***** GIVEN TEXT

If You Can't Understand The Difference Between Money And Content, You Have No Business Commenting On Business Models

from the please-shut-up dept

I've been noticing a really silly trend lately, of copyright maximalists trying to "debunk" people who actually understand the economics of content, by trying to sarcastically equate money to content and then saying, "if it's okay to copy content then isn't it okay to copy money?" It's an argument stemming from pure ignorance, mixed with an unhealthy dose of smugness, and we should try to pop this bubble before it goes much further. In order to do so, let's take a look at a picture perfect specimen of this sort of argument from (of course), an IP lawyer (who else?) named James Gannon, who wrote "How I Learned to Stop Worrying and Love the Copy," all about copying money. It's getting passed around by various copyright maximalists with comments about how "brilliant" it is.

It's brilliant only if you don't understand all of the following: money, economics, copyright, business and value. If you understand any of those things, you might recognize that the analogy makes no sense. Misunderstand all of them... well, then I can see how this argument might make sense. It's also not a very original argument, because we see it all the time and it's been debunked before. But now that it's rising in popularity, let's dig in a little and see if we can explain how utterly ridiculous the comparison is.
Gutenberg did not invent the printing press so that it would be controlled in the hands a few rich and powerful central bankers who desperately cling to outdated business models. With the advent of digital technologies, everyone can and should be free to copy their own money.
I see what you did there. Of course, here's the key thing: money and content are two totally separate things. We write about content frequently, but we also write about money quite a bit, and in fact, have spent an awful lot of time discussing what money is, how it might change and where it's heading. Traditionally and classically, money is defined as three things: a store of value, a medium of exchange and a unit of account. Content is none of those things. You can't compare the two, because they're nothing alike.

**********
***** STORED ROWS

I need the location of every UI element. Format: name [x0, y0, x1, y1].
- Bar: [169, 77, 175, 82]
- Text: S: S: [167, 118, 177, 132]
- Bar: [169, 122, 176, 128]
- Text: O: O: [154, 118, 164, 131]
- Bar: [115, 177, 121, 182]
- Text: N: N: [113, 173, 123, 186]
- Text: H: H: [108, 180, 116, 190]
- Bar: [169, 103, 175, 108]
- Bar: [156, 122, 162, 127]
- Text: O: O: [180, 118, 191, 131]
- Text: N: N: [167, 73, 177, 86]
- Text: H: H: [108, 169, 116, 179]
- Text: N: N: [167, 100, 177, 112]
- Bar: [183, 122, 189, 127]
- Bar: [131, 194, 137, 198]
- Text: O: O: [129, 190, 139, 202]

**********

▸ COMPLETE THE FOLLOWING
1 - In the article on money versus content, which three things traditionally define money?
2 - Extend the article on money versus content past its last paragraph.

▸ WRITTEN ANSWERS
1 - Money is traditionally defined as a store of value, a medium of exchange and a unit of account.

2 -
And here's the key point that the "har har copy money durrr" crowd doesn't seem to comprehend. Money is a scarcity. They used to go on and on about how content was the same as a car ("you wouldn't steal a car") but the switch to using "money" as the example is because enough people have so debunked that argument by explaining the differences between scarce goods and abundant goods that they (mostly) don't even try any more. But by switching to money, they show that they don't understand what they were being taught. They thought people were only focusing on tangible goods, not scarce goods in explaining the differences. Tangible goods are scarce, but not all scarcities are tangible goods. Money is a perfect example of that.

Money is scarce. It's not scarce because there are a limited number of bills. In fact, most money isn't in bill form at all, so that's clearly not it. Money is scarce because of that first characteristic listed above: it's a store of value, and money, by itself, doesn't create any additional value. The overall value is a scarcity and the money is a representation of that value. You can print more money, but that creates inflation, because the overall value remains the same. That's not the case with content. Contrary to what some claim, getting more content on the market does not take away value. In a culture where shared culture and shared cultural experiences are highly valued, the fact that you can copy content makes it even more valuable. It makes it easier to share that cultural experience.

In other words, content can create new value. Money does not. Money is a store of value. Content is not. Pretending these two things are the same is wrong and will make you look foolish.
Don't get me wrong. I love the bank notes that are created by the Bank of Canada (BoC). In fact, I consider myself to be one of their biggest fans. Even though the BoC will try to stop me if I try to make my own copies of their bills, they should really be flattered.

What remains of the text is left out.